▸ SUPPLIED RECORDS
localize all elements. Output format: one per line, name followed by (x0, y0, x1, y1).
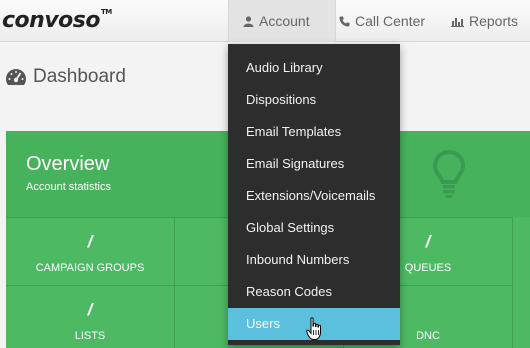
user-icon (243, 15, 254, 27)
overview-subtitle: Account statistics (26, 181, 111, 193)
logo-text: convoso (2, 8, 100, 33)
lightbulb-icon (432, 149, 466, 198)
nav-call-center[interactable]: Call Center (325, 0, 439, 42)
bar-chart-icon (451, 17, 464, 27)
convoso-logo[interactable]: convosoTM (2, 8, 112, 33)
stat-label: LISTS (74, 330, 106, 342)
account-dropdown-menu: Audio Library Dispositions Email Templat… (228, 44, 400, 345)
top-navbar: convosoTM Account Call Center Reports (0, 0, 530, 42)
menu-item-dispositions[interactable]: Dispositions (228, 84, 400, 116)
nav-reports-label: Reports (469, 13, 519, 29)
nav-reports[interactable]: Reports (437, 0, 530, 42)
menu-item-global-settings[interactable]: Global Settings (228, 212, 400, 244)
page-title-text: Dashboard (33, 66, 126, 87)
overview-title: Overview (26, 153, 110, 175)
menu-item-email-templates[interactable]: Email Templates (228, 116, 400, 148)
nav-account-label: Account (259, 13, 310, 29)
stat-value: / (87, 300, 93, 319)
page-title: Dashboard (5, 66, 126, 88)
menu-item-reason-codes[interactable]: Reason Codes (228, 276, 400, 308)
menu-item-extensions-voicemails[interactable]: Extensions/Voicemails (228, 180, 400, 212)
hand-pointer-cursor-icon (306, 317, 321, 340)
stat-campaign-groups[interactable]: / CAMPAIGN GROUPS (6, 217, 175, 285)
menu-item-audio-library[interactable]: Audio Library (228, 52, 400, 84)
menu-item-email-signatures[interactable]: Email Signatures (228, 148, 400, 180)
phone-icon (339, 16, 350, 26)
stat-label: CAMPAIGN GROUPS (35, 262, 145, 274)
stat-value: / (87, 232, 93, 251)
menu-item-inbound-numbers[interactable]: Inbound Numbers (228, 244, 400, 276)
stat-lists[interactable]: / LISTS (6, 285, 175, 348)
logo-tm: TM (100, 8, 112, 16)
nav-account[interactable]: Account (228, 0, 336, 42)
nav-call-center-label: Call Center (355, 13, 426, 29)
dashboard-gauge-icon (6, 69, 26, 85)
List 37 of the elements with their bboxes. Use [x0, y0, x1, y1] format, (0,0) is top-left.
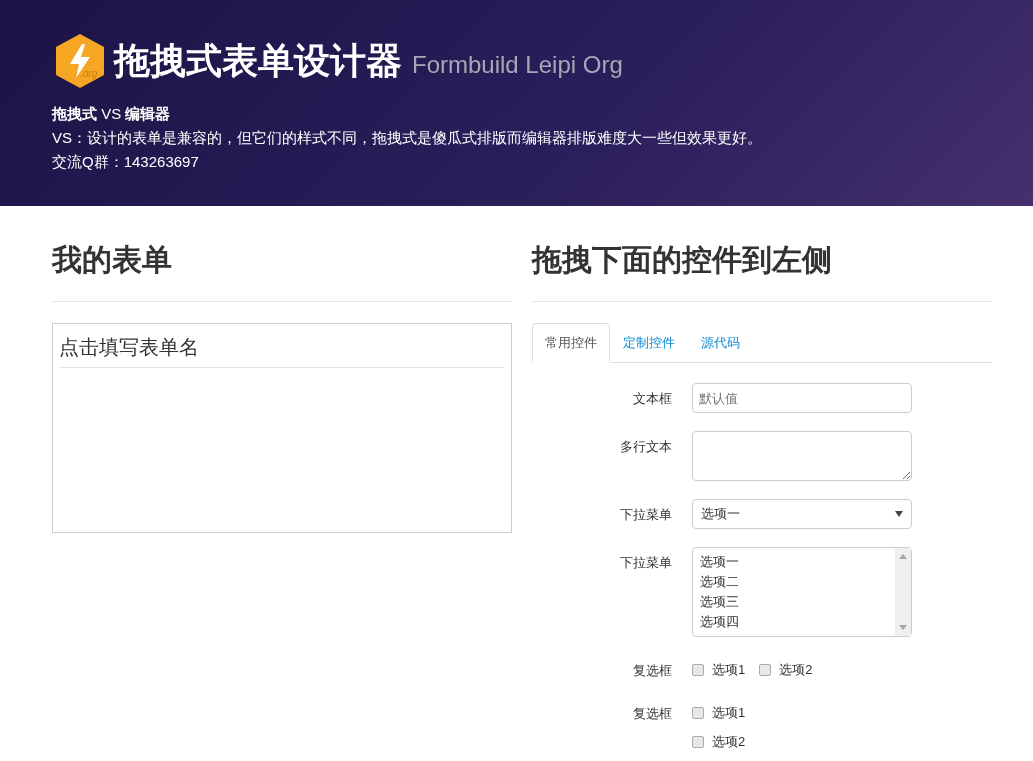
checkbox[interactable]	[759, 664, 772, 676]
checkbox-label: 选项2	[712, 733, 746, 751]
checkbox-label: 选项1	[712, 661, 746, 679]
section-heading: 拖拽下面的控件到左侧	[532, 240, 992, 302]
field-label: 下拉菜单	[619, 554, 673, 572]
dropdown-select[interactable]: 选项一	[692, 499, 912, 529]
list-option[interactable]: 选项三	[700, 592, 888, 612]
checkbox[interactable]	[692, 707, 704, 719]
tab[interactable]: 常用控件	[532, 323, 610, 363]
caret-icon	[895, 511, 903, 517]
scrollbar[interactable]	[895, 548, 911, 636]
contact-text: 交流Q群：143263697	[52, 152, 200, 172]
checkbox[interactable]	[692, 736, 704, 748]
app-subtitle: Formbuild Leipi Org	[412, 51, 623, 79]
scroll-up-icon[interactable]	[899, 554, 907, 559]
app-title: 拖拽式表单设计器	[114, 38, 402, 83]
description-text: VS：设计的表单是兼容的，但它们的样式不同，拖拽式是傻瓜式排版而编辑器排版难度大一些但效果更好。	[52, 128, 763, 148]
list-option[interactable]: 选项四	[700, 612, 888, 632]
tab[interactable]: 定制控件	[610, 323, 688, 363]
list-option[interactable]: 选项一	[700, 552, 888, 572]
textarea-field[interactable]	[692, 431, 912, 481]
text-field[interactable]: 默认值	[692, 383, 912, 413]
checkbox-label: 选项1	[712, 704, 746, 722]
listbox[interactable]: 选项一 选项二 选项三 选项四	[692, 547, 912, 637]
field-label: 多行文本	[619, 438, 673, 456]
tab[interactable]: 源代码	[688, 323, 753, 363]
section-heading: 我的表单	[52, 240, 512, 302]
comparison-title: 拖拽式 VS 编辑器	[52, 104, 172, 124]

▸ YOUR INSTRUCTIONS
Copy out all the entries above again, but swap every "elements" for "items" and keep everything else the same. Leave out the pictures.

▸ COMPLETE ANSWER
localize all items. Output format: one per line, name followed by (x0, y0, x1, y1).
user-icon (243, 15, 254, 27)
overview-subtitle: Account statistics (26, 181, 111, 193)
logo-text: convoso (2, 8, 100, 33)
lightbulb-icon (432, 149, 466, 198)
nav-call-center[interactable]: Call Center (325, 0, 439, 42)
bar-chart-icon (451, 17, 464, 27)
convoso-logo[interactable]: convosoTM (2, 8, 112, 33)
stat-label: LISTS (74, 330, 106, 342)
account-dropdown-menu: Audio Library Dispositions Email Templat… (228, 44, 400, 345)
top-navbar: convosoTM Account Call Center Reports (0, 0, 530, 42)
menu-item-dispositions[interactable]: Dispositions (228, 84, 400, 116)
nav-reports-label: Reports (469, 13, 519, 29)
nav-reports[interactable]: Reports (437, 0, 530, 42)
menu-item-global-settings[interactable]: Global Settings (228, 212, 400, 244)
page-title-text: Dashboard (33, 66, 126, 87)
overview-title: Overview (26, 153, 110, 175)
menu-item-email-templates[interactable]: Email Templates (228, 116, 400, 148)
nav-account-label: Account (259, 13, 310, 29)
stat-value: / (87, 300, 93, 319)
page-title: Dashboard (5, 66, 126, 88)
menu-item-reason-codes[interactable]: Reason Codes (228, 276, 400, 308)
menu-item-extensions-voicemails[interactable]: Extensions/Voicemails (228, 180, 400, 212)
hand-pointer-cursor-icon (306, 317, 321, 340)
stat-campaign-groups[interactable]: / CAMPAIGN GROUPS (6, 217, 175, 285)
menu-item-audio-library[interactable]: Audio Library (228, 52, 400, 84)
menu-item-email-signatures[interactable]: Email Signatures (228, 148, 400, 180)
phone-icon (339, 16, 350, 26)
stat-label: CAMPAIGN GROUPS (35, 262, 145, 274)
stat-value: / (87, 232, 93, 251)
menu-item-inbound-numbers[interactable]: Inbound Numbers (228, 244, 400, 276)
stat-lists[interactable]: / LISTS (6, 285, 175, 348)
logo-tm: TM (100, 8, 112, 16)
nav-account[interactable]: Account (228, 0, 336, 42)
nav-call-center-label: Call Center (355, 13, 426, 29)
dashboard-gauge-icon (6, 69, 26, 85)
List 37 of the items with their bboxes. Use [x0, y0, x1, y1] format, (0,0) is top-left.
checkbox[interactable]	[759, 664, 772, 676]
checkbox-label: 选项2	[712, 733, 746, 751]
checkbox-label: 选项1	[712, 661, 746, 679]
section-heading: 拖拽下面的控件到左侧	[532, 240, 992, 302]
field-label: 下拉菜单	[619, 554, 673, 572]
dropdown-select[interactable]: 选项一	[692, 499, 912, 529]
list-option[interactable]: 选项三	[700, 592, 888, 612]
checkbox[interactable]	[692, 707, 704, 719]
tab[interactable]: 常用控件	[532, 323, 610, 363]
caret-icon	[895, 511, 903, 517]
scrollbar[interactable]	[895, 548, 911, 636]
contact-text: 交流Q群：143263697	[52, 152, 200, 172]
checkbox[interactable]	[692, 736, 704, 748]
app-subtitle: Formbuild Leipi Org	[412, 51, 623, 79]
scroll-up-icon[interactable]	[899, 554, 907, 559]
app-title: 拖拽式表单设计器	[114, 38, 402, 83]
description-text: VS：设计的表单是兼容的，但它们的样式不同，拖拽式是傻瓜式排版而编辑器排版难度大一些但效果更好。	[52, 128, 763, 148]
list-option[interactable]: 选项四	[700, 612, 888, 632]
tab[interactable]: 定制控件	[610, 323, 688, 363]
list-option[interactable]: 选项一	[700, 552, 888, 572]
textarea-field[interactable]	[692, 431, 912, 481]
text-field[interactable]: 默认值	[692, 383, 912, 413]
checkbox-label: 选项1	[712, 704, 746, 722]
listbox[interactable]: 选项一 选项二 选项三 选项四	[692, 547, 912, 637]
field-label: 多行文本	[619, 438, 673, 456]
tab[interactable]: 源代码	[688, 323, 753, 363]
section-heading: 我的表单	[52, 240, 512, 302]
comparison-title: 拖拽式 VS 编辑器	[52, 104, 172, 124]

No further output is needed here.